→ **Exercise instructions**
What is the number of lines in the data holding the word "mission"? Give that number by itself.

→ **Items**
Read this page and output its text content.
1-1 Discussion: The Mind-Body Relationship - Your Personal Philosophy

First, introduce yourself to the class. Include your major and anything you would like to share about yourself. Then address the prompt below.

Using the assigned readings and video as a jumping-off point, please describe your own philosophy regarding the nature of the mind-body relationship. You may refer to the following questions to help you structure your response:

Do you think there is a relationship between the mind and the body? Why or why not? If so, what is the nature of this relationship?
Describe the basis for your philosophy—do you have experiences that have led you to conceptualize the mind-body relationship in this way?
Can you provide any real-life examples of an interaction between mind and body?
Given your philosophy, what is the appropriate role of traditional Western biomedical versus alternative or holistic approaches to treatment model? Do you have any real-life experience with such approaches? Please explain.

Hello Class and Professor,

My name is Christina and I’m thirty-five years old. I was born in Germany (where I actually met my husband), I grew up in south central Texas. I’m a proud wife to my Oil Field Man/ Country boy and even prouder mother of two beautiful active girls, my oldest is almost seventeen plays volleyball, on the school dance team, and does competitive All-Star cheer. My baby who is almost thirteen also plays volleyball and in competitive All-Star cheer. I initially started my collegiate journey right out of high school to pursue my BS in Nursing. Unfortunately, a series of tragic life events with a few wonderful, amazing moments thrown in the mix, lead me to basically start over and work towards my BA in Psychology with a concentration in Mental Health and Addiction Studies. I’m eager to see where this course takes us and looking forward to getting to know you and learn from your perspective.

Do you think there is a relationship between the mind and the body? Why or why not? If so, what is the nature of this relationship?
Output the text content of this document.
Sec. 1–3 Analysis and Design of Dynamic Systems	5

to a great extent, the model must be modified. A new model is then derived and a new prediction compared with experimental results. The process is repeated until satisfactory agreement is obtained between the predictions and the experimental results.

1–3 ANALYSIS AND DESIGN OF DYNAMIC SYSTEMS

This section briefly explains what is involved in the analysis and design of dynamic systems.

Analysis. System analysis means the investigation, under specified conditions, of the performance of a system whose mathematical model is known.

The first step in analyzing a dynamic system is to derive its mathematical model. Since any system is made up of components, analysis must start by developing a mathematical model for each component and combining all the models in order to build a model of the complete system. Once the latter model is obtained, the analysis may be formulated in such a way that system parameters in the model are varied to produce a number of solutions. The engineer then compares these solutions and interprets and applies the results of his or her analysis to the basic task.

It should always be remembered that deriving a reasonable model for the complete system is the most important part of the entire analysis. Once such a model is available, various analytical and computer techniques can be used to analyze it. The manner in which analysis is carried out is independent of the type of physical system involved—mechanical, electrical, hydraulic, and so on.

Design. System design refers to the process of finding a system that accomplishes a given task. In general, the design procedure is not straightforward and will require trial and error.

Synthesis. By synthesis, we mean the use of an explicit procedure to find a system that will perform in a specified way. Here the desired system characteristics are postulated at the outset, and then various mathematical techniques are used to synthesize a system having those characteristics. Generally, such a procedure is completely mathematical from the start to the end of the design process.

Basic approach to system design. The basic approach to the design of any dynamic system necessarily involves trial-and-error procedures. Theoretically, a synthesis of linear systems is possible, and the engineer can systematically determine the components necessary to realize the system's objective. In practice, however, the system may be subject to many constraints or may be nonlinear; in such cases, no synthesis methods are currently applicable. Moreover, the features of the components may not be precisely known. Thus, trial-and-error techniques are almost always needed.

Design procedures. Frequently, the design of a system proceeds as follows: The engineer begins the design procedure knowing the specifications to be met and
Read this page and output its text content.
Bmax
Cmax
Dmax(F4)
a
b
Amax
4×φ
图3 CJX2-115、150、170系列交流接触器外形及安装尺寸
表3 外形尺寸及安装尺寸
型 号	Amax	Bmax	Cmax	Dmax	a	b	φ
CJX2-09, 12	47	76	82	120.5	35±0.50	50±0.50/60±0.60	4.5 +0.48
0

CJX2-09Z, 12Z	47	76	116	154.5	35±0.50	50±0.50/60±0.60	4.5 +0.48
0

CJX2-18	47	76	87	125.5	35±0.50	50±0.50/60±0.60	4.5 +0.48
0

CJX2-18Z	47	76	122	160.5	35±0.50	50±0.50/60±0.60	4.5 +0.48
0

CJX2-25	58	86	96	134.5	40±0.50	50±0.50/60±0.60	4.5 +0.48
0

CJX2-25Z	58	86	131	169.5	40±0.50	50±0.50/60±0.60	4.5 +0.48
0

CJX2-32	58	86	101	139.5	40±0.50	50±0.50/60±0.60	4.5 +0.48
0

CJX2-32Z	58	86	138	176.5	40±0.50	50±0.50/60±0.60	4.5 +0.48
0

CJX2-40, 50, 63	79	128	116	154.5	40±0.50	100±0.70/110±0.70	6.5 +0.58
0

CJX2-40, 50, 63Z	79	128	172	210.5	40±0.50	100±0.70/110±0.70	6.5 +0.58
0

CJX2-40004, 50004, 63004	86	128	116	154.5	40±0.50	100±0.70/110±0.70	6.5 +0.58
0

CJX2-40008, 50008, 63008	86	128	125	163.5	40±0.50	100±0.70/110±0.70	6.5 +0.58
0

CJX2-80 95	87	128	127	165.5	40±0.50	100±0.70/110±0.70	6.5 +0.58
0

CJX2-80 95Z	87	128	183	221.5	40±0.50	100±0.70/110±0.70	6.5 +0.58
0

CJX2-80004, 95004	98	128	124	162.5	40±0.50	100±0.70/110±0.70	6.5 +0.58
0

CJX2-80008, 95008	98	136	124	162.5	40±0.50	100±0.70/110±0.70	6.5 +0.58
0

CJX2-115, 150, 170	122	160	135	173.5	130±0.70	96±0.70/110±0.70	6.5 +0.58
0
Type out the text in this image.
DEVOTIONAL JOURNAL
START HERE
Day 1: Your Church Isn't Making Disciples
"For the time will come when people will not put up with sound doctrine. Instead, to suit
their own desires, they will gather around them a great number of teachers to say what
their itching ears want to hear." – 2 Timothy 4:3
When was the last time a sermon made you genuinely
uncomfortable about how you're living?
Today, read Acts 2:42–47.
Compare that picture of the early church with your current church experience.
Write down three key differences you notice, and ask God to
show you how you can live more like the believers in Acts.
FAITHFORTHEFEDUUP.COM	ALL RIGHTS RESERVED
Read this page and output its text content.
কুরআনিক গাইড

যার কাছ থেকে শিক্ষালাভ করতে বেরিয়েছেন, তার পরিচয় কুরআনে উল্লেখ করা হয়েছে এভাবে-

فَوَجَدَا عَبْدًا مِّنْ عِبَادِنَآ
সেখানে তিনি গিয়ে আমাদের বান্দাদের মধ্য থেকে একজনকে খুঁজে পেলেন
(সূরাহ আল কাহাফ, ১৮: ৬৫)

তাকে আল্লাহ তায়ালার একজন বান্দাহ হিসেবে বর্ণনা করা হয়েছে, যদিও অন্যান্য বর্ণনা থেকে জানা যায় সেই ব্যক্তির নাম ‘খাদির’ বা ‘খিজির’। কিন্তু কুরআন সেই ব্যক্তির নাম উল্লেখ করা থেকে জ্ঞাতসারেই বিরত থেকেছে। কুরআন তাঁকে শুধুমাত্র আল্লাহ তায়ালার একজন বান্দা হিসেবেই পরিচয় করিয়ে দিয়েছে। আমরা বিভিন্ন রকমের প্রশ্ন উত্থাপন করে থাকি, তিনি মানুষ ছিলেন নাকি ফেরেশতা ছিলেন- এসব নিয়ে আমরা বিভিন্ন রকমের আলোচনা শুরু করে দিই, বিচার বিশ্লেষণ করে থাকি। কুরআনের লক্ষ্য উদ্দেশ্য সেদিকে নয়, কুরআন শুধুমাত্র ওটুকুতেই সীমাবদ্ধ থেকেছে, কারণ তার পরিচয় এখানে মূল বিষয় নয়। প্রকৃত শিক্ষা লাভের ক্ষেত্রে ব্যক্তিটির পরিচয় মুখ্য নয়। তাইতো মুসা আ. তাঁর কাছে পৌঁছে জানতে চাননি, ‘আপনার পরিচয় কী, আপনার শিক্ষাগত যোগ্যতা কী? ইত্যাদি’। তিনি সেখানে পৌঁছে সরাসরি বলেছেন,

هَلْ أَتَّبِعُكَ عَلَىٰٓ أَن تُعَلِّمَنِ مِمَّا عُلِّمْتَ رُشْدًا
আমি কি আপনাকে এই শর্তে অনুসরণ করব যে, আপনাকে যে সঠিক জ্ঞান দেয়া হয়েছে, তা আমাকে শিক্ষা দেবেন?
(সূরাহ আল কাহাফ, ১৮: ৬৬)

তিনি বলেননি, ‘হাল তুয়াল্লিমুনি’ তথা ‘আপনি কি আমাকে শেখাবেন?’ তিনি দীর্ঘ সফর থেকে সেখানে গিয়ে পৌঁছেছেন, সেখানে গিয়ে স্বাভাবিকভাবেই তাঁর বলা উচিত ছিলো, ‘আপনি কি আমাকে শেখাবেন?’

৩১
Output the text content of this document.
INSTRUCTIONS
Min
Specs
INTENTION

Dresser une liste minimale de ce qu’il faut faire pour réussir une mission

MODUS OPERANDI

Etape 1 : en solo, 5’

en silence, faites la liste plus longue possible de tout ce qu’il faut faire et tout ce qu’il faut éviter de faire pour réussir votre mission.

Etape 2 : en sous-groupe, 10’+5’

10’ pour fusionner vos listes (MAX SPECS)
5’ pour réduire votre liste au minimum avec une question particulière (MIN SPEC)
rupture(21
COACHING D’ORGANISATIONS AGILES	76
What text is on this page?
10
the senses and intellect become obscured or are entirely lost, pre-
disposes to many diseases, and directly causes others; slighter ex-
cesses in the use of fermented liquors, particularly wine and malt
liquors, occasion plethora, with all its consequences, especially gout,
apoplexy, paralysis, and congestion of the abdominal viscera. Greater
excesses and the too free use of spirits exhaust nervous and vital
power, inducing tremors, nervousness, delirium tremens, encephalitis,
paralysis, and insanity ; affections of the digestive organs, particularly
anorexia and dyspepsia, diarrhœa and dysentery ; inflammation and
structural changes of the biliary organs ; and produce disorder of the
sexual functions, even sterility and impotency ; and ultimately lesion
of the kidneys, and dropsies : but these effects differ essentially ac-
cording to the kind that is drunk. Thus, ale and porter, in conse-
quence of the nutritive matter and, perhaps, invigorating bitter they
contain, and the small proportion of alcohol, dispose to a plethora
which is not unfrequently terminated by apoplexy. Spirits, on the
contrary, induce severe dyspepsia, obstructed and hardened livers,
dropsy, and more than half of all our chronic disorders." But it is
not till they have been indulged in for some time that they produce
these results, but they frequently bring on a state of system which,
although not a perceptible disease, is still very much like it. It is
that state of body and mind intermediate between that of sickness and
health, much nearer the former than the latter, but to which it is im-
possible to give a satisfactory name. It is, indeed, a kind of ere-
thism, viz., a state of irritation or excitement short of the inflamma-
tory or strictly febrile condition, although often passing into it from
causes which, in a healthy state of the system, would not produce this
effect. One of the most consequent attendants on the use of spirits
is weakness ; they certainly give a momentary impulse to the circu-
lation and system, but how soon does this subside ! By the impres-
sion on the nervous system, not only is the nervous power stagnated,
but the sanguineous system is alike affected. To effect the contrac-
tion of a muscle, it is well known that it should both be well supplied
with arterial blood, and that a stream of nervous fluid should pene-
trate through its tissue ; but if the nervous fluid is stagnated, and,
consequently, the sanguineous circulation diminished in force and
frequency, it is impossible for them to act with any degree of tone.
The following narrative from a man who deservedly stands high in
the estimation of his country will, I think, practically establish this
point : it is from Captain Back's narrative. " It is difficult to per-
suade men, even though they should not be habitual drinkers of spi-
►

→ **The output**
2